_Prompt_:
Will you write out the data exactly, excluding every picture?

_Listed entries_:
§

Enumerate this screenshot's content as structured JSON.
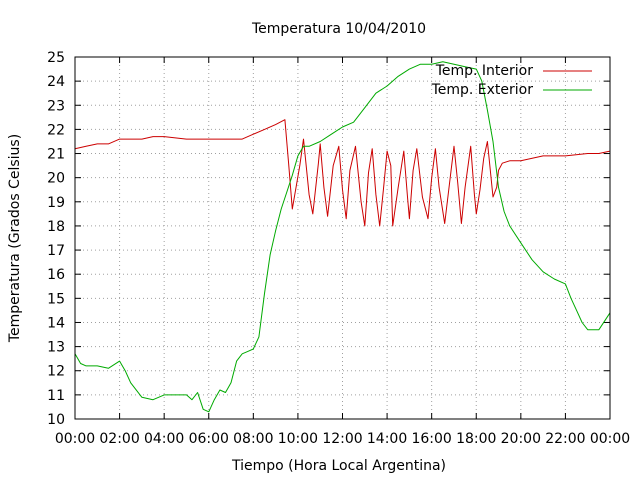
{
  "chart_data": {
    "type": "line",
    "title": "Temperatura 10/04/2010",
    "xlabel": "Tiempo (Hora Local Argentina)",
    "ylabel": "Temperatura (Grados Celsius)",
    "xlim": [
      "00:00",
      "24:00"
    ],
    "ylim": [
      10,
      25
    ],
    "xticks": [
      "00:00",
      "02:00",
      "04:00",
      "06:00",
      "08:00",
      "10:00",
      "12:00",
      "14:00",
      "16:00",
      "18:00",
      "20:00",
      "22:00",
      "00:00"
    ],
    "yticks": [
      10,
      11,
      12,
      13,
      14,
      15,
      16,
      17,
      18,
      19,
      20,
      21,
      22,
      23,
      24,
      25
    ],
    "grid": true,
    "legend_position": "top-right",
    "series": [
      {
        "name": "Temp. Interior",
        "color": "#cc0000",
        "x": [
          "00:00",
          "00:30",
          "01:00",
          "01:30",
          "02:00",
          "02:30",
          "03:00",
          "03:30",
          "04:00",
          "05:00",
          "06:00",
          "07:00",
          "07:30",
          "08:00",
          "08:30",
          "09:00",
          "09:25",
          "09:35",
          "09:45",
          "10:05",
          "10:15",
          "10:30",
          "10:40",
          "10:55",
          "11:00",
          "11:10",
          "11:20",
          "11:35",
          "11:50",
          "12:00",
          "12:10",
          "12:20",
          "12:35",
          "12:50",
          "13:00",
          "13:10",
          "13:20",
          "13:30",
          "13:40",
          "13:50",
          "14:00",
          "14:10",
          "14:15",
          "14:30",
          "14:45",
          "14:55",
          "15:00",
          "15:10",
          "15:20",
          "15:35",
          "15:50",
          "16:00",
          "16:10",
          "16:20",
          "16:35",
          "16:50",
          "17:00",
          "17:10",
          "17:20",
          "17:30",
          "17:45",
          "17:55",
          "18:00",
          "18:10",
          "18:20",
          "18:30",
          "18:45",
          "18:55",
          "19:00",
          "19:10",
          "19:30",
          "20:00",
          "21:00",
          "22:00",
          "23:00",
          "23:30",
          "24:00"
        ],
        "values": [
          21.2,
          21.3,
          21.4,
          21.4,
          21.6,
          21.6,
          21.6,
          21.7,
          21.7,
          21.6,
          21.6,
          21.6,
          21.6,
          21.8,
          22.0,
          22.2,
          22.4,
          20.6,
          18.7,
          20.5,
          21.6,
          19.3,
          18.5,
          20.6,
          21.4,
          19.6,
          18.4,
          20.5,
          21.3,
          19.5,
          18.3,
          20.3,
          21.3,
          19.0,
          18.0,
          20.2,
          21.2,
          19.3,
          18.0,
          19.5,
          21.1,
          20.5,
          18.0,
          19.6,
          21.1,
          19.2,
          18.3,
          20.3,
          21.2,
          19.2,
          18.3,
          20.0,
          21.2,
          19.6,
          18.1,
          20.0,
          21.3,
          19.8,
          18.1,
          19.6,
          21.3,
          19.3,
          18.5,
          19.5,
          20.8,
          21.5,
          19.2,
          19.6,
          20.3,
          20.6,
          20.7,
          20.7,
          20.9,
          20.9,
          21.0,
          21.0,
          21.1
        ]
      },
      {
        "name": "Temp. Exterior",
        "color": "#00aa00",
        "x": [
          "00:00",
          "00:15",
          "00:30",
          "01:00",
          "01:30",
          "02:00",
          "02:15",
          "02:30",
          "03:00",
          "03:30",
          "04:00",
          "04:30",
          "05:00",
          "05:15",
          "05:30",
          "05:45",
          "06:00",
          "06:15",
          "06:30",
          "06:45",
          "07:00",
          "07:15",
          "07:30",
          "07:45",
          "08:00",
          "08:15",
          "08:30",
          "08:45",
          "09:00",
          "09:15",
          "09:30",
          "09:45",
          "10:00",
          "10:15",
          "10:30",
          "11:00",
          "11:30",
          "12:00",
          "12:30",
          "13:00",
          "13:30",
          "14:00",
          "14:30",
          "15:00",
          "15:30",
          "16:00",
          "16:30",
          "17:00",
          "17:30",
          "18:00",
          "18:15",
          "18:30",
          "18:45",
          "19:00",
          "19:15",
          "19:30",
          "20:00",
          "20:30",
          "21:00",
          "21:30",
          "22:00",
          "22:15",
          "22:30",
          "22:45",
          "23:00",
          "23:30",
          "24:00"
        ],
        "values": [
          12.7,
          12.3,
          12.2,
          12.2,
          12.1,
          12.4,
          12.0,
          11.5,
          10.9,
          10.8,
          11.0,
          11.0,
          11.0,
          10.8,
          11.1,
          10.4,
          10.3,
          10.8,
          11.2,
          11.1,
          11.5,
          12.4,
          12.7,
          12.8,
          12.9,
          13.4,
          15.2,
          16.8,
          17.8,
          18.7,
          19.4,
          20.1,
          20.9,
          21.3,
          21.3,
          21.5,
          21.8,
          22.1,
          22.3,
          22.9,
          23.5,
          23.8,
          24.2,
          24.5,
          24.7,
          24.7,
          24.8,
          24.7,
          24.6,
          24.5,
          24.0,
          22.8,
          21.5,
          19.6,
          18.6,
          18.0,
          17.3,
          16.6,
          16.1,
          15.8,
          15.6,
          15.0,
          14.5,
          14.0,
          13.7,
          13.7,
          14.4
        ]
      }
    ]
  }
}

§

_Worked answer_:
Enumerate this screenshot's content as structured JSON.
{
  "chart_data": {
    "type": "line",
    "title": "Temperatura 10/04/2010",
    "xlabel": "Tiempo (Hora Local Argentina)",
    "ylabel": "Temperatura (Grados Celsius)",
    "xlim": [
      "00:00",
      "24:00"
    ],
    "ylim": [
      10,
      25
    ],
    "xticks": [
      "00:00",
      "02:00",
      "04:00",
      "06:00",
      "08:00",
      "10:00",
      "12:00",
      "14:00",
      "16:00",
      "18:00",
      "20:00",
      "22:00",
      "00:00"
    ],
    "yticks": [
      10,
      11,
      12,
      13,
      14,
      15,
      16,
      17,
      18,
      19,
      20,
      21,
      22,
      23,
      24,
      25
    ],
    "grid": true,
    "legend_position": "top-right",
    "series": [
      {
        "name": "Temp. Interior",
        "color": "#cc0000",
        "x": [
          "00:00",
          "00:30",
          "01:00",
          "01:30",
          "02:00",
          "02:30",
          "03:00",
          "03:30",
          "04:00",
          "05:00",
          "06:00",
          "07:00",
          "07:30",
          "08:00",
          "08:30",
          "09:00",
          "09:25",
          "09:35",
          "09:45",
          "10:05",
          "10:15",
          "10:30",
          "10:40",
          "10:55",
          "11:00",
          "11:10",
          "11:20",
          "11:35",
          "11:50",
          "12:00",
          "12:10",
          "12:20",
          "12:35",
          "12:50",
          "13:00",
          "13:10",
          "13:20",
          "13:30",
          "13:40",
          "13:50",
          "14:00",
          "14:10",
          "14:15",
          "14:30",
          "14:45",
          "14:55",
          "15:00",
          "15:10",
          "15:20",
          "15:35",
          "15:50",
          "16:00",
          "16:10",
          "16:20",
          "16:35",
          "16:50",
          "17:00",
          "17:10",
          "17:20",
          "17:30",
          "17:45",
          "17:55",
          "18:00",
          "18:10",
          "18:20",
          "18:30",
          "18:45",
          "18:55",
          "19:00",
          "19:10",
          "19:30",
          "20:00",
          "21:00",
          "22:00",
          "23:00",
          "23:30",
          "24:00"
        ],
        "values": [
          21.2,
          21.3,
          21.4,
          21.4,
          21.6,
          21.6,
          21.6,
          21.7,
          21.7,
          21.6,
          21.6,
          21.6,
          21.6,
          21.8,
          22.0,
          22.2,
          22.4,
          20.6,
          18.7,
          20.5,
          21.6,
          19.3,
          18.5,
          20.6,
          21.4,
          19.6,
          18.4,
          20.5,
          21.3,
          19.5,
          18.3,
          20.3,
          21.3,
          19.0,
          18.0,
          20.2,
          21.2,
          19.3,
          18.0,
          19.5,
          21.1,
          20.5,
          18.0,
          19.6,
          21.1,
          19.2,
          18.3,
          20.3,
          21.2,
          19.2,
          18.3,
          20.0,
          21.2,
          19.6,
          18.1,
          20.0,
          21.3,
          19.8,
          18.1,
          19.6,
          21.3,
          19.3,
          18.5,
          19.5,
          20.8,
          21.5,
          19.2,
          19.6,
          20.3,
          20.6,
          20.7,
          20.7,
          20.9,
          20.9,
          21.0,
          21.0,
          21.1
        ]
      },
      {
        "name": "Temp. Exterior",
        "color": "#00aa00",
        "x": [
          "00:00",
          "00:15",
          "00:30",
          "01:00",
          "01:30",
          "02:00",
          "02:15",
          "02:30",
          "03:00",
          "03:30",
          "04:00",
          "04:30",
          "05:00",
          "05:15",
          "05:30",
          "05:45",
          "06:00",
          "06:15",
          "06:30",
          "06:45",
          "07:00",
          "07:15",
          "07:30",
          "07:45",
          "08:00",
          "08:15",
          "08:30",
          "08:45",
          "09:00",
          "09:15",
          "09:30",
          "09:45",
          "10:00",
          "10:15",
          "10:30",
          "11:00",
          "11:30",
          "12:00",
          "12:30",
          "13:00",
          "13:30",
          "14:00",
          "14:30",
          "15:00",
          "15:30",
          "16:00",
          "16:30",
          "17:00",
          "17:30",
          "18:00",
          "18:15",
          "18:30",
          "18:45",
          "19:00",
          "19:15",
          "19:30",
          "20:00",
          "20:30",
          "21:00",
          "21:30",
          "22:00",
          "22:15",
          "22:30",
          "22:45",
          "23:00",
          "23:30",
          "24:00"
        ],
        "values": [
          12.7,
          12.3,
          12.2,
          12.2,
          12.1,
          12.4,
          12.0,
          11.5,
          10.9,
          10.8,
          11.0,
          11.0,
          11.0,
          10.8,
          11.1,
          10.4,
          10.3,
          10.8,
          11.2,
          11.1,
          11.5,
          12.4,
          12.7,
          12.8,
          12.9,
          13.4,
          15.2,
          16.8,
          17.8,
          18.7,
          19.4,
          20.1,
          20.9,
          21.3,
          21.3,
          21.5,
          21.8,
          22.1,
          22.3,
          22.9,
          23.5,
          23.8,
          24.2,
          24.5,
          24.7,
          24.7,
          24.8,
          24.7,
          24.6,
          24.5,
          24.0,
          22.8,
          21.5,
          19.6,
          18.6,
          18.0,
          17.3,
          16.6,
          16.1,
          15.8,
          15.6,
          15.0,
          14.5,
          14.0,
          13.7,
          13.7,
          14.4
        ]
      }
    ]
  }
}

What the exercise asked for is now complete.